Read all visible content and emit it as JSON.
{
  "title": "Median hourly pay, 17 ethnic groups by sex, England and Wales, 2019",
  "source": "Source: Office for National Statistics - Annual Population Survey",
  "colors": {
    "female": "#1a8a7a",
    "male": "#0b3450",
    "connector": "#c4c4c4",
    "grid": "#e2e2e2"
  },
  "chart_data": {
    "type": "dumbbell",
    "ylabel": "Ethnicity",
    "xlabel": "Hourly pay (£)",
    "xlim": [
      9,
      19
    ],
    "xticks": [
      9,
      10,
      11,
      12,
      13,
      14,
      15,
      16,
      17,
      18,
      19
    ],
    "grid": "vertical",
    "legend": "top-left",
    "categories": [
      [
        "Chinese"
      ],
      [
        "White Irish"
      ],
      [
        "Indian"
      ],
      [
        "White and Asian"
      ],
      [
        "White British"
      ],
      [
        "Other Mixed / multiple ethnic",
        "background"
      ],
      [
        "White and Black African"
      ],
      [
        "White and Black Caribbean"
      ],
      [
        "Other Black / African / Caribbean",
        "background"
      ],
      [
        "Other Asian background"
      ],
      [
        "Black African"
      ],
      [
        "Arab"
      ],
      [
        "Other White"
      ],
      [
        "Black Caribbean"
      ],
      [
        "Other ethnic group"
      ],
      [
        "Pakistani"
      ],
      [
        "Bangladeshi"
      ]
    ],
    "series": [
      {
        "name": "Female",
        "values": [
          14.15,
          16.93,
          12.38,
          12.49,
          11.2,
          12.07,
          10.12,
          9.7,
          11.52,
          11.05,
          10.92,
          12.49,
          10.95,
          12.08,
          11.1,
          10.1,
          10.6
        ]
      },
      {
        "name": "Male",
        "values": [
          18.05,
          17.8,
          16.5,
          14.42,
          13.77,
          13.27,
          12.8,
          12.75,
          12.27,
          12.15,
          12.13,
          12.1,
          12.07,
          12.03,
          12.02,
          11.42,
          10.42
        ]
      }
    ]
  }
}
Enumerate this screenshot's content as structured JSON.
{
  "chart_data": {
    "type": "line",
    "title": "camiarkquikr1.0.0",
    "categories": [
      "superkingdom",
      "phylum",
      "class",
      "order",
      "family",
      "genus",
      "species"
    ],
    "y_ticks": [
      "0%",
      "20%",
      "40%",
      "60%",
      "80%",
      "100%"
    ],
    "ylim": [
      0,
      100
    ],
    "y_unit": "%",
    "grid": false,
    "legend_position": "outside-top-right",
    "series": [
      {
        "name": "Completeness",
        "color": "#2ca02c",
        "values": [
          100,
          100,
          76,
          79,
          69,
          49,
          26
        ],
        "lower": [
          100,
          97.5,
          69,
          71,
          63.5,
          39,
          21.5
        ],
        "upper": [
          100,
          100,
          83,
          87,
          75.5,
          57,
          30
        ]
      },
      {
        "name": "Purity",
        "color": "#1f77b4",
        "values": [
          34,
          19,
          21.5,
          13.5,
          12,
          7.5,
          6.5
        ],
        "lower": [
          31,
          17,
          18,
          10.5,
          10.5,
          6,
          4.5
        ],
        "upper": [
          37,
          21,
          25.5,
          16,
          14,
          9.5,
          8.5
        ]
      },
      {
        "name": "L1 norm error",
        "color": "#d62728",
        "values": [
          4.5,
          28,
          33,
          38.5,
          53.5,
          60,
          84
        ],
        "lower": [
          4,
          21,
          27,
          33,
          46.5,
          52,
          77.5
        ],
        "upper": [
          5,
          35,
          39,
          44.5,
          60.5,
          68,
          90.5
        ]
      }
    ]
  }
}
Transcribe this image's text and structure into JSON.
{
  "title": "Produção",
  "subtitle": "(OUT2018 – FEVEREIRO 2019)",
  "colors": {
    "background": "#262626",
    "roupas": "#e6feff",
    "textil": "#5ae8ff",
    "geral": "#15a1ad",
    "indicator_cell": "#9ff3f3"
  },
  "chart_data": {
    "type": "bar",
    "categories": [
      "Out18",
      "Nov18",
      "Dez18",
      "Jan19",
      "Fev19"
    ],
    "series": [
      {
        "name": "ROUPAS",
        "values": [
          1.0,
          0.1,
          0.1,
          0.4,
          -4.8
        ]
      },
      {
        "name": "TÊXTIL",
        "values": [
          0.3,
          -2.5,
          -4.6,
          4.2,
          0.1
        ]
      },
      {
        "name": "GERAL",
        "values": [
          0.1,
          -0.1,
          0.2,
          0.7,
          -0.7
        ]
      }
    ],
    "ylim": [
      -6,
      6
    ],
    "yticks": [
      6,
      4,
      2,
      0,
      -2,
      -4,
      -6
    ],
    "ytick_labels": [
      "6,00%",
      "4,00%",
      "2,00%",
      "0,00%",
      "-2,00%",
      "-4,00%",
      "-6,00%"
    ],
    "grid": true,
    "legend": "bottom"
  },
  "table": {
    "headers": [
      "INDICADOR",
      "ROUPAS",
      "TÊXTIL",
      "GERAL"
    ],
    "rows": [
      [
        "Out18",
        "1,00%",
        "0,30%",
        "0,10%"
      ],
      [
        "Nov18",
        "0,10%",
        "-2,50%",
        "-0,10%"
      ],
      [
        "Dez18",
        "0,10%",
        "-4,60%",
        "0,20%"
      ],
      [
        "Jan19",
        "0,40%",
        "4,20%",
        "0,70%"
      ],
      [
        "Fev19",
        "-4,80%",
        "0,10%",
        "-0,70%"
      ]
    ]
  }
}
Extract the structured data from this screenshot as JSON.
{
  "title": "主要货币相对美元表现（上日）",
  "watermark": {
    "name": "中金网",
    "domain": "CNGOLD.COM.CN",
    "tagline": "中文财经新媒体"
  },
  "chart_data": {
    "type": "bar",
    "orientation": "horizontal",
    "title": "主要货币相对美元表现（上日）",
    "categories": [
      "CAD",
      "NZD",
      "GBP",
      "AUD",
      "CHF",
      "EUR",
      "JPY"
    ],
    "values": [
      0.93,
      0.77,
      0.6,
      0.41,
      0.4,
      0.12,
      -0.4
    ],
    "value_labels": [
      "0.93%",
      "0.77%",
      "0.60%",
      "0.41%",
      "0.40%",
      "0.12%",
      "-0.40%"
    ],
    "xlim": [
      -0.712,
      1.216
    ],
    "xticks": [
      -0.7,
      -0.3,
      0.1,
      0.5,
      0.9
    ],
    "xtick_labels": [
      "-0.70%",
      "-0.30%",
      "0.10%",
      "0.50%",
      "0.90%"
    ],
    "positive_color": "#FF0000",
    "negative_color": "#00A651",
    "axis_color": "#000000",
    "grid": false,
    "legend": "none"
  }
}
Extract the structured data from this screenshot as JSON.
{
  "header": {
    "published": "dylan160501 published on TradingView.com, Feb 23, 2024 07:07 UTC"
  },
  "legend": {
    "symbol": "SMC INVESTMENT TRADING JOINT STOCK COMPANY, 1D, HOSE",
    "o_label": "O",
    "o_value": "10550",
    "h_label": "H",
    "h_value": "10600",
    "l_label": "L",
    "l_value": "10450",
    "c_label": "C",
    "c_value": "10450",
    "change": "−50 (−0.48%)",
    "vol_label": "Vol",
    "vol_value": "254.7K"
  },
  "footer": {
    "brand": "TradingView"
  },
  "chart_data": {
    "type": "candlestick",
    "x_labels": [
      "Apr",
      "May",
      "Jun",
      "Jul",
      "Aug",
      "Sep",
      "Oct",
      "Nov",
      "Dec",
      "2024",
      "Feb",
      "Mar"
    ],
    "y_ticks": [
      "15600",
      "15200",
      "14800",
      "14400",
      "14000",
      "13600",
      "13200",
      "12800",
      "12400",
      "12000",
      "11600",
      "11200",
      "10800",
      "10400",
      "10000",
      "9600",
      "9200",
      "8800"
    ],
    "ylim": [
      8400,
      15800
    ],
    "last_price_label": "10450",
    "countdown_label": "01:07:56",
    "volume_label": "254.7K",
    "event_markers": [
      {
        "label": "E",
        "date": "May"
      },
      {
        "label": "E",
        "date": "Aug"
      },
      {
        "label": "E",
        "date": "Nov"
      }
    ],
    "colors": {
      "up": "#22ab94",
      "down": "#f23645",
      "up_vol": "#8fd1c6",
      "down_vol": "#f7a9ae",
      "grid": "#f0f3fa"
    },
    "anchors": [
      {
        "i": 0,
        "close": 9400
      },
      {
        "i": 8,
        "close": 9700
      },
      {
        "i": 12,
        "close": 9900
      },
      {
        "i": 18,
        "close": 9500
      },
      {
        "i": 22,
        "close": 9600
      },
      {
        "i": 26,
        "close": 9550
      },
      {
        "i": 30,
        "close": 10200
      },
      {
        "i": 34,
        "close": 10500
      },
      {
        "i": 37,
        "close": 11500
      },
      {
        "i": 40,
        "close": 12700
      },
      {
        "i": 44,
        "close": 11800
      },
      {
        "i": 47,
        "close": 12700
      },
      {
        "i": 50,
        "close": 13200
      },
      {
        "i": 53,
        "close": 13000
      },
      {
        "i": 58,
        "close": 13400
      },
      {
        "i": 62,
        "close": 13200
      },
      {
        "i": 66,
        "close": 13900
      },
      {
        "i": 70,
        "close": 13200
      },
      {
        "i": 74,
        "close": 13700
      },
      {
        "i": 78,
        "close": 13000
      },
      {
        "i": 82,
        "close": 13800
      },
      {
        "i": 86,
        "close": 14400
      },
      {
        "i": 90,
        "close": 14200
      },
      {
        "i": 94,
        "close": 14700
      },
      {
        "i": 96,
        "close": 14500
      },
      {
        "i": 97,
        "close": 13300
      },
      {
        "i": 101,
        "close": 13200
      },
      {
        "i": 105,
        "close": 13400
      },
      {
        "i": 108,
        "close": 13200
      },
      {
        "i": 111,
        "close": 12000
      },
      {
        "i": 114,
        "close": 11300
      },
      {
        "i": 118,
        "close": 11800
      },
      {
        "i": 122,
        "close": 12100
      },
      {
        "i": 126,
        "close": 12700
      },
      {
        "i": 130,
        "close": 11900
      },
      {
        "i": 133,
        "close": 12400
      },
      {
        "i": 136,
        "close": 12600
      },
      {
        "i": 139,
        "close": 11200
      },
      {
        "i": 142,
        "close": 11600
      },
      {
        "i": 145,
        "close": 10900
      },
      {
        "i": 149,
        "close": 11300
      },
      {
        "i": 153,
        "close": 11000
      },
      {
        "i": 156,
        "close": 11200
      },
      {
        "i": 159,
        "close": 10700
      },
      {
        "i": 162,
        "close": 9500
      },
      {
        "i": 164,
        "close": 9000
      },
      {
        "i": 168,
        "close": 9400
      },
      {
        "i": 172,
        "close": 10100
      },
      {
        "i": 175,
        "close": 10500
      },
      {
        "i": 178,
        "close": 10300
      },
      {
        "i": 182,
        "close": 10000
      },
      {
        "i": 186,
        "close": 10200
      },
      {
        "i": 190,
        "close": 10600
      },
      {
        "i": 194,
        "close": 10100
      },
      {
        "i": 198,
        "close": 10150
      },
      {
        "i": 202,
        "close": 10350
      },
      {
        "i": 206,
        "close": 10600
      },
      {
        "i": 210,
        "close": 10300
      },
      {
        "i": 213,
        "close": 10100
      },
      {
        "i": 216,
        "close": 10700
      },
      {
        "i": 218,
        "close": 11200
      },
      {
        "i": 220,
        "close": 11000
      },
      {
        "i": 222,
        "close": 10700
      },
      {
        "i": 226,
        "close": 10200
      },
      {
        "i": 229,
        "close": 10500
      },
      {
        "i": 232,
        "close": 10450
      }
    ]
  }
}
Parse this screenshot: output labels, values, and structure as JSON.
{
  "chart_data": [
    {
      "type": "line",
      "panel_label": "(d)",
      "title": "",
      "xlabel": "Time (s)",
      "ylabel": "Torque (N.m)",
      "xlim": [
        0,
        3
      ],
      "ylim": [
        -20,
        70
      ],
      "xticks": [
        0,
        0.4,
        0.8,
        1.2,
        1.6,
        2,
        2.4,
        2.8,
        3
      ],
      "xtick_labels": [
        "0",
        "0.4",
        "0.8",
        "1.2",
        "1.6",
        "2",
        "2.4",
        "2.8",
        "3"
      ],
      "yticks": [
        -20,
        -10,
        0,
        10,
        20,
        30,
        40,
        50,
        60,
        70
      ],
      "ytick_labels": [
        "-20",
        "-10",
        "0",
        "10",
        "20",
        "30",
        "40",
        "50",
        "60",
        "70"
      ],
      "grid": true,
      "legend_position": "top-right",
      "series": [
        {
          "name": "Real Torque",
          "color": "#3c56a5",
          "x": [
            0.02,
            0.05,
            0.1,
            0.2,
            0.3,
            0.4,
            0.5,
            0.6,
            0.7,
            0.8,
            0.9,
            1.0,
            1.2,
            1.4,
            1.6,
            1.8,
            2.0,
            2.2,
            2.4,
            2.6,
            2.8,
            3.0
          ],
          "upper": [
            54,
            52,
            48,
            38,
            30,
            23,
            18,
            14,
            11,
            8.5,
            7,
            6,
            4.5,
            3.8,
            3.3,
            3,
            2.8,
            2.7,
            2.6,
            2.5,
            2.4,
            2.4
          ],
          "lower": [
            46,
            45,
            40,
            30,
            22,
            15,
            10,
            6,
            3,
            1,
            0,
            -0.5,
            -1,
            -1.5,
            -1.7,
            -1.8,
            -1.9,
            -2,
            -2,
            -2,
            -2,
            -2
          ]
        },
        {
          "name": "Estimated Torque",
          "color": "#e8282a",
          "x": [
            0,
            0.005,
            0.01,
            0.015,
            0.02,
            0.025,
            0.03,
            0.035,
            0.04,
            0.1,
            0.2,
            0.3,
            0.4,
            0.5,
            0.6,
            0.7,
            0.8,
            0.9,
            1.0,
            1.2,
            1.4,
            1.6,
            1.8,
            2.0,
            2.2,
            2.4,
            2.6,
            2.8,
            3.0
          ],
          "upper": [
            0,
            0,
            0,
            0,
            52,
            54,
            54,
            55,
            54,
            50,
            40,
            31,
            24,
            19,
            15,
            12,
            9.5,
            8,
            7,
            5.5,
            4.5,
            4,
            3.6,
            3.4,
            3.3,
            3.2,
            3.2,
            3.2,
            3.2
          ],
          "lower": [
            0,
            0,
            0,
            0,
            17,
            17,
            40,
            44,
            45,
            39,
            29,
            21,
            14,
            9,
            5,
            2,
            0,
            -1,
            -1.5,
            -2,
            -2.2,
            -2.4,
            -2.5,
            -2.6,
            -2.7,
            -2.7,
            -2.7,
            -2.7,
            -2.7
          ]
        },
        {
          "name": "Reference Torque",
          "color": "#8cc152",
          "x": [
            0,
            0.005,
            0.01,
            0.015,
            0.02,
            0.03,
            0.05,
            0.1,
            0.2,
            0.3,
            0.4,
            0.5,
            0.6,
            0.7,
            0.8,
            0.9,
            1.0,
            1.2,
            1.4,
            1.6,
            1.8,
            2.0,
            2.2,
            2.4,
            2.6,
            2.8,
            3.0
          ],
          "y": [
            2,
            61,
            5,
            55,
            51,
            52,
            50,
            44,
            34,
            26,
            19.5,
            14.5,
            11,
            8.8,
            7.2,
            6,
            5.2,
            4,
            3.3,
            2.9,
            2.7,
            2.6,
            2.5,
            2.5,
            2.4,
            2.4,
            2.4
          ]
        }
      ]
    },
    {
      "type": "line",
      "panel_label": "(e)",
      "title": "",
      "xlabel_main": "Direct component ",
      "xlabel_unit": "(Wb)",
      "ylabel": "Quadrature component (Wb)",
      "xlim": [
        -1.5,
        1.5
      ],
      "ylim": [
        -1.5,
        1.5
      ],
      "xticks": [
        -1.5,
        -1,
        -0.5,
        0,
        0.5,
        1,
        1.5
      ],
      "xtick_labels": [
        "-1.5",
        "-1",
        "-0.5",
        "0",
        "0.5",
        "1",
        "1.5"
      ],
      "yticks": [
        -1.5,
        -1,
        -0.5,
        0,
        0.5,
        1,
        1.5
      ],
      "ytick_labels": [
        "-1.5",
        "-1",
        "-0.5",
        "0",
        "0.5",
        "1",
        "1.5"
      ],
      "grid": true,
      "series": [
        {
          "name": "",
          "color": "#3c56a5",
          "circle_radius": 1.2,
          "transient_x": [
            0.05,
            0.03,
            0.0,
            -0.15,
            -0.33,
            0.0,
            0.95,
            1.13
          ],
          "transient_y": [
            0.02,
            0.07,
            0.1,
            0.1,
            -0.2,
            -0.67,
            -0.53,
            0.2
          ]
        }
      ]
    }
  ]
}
# # # # # # #
### WORK TO BE COMPLETED
Of the lines in this listing, how many contain "type"? Reply with the number and nothing more.

### ANSWER FOR THIS EXERCISE
7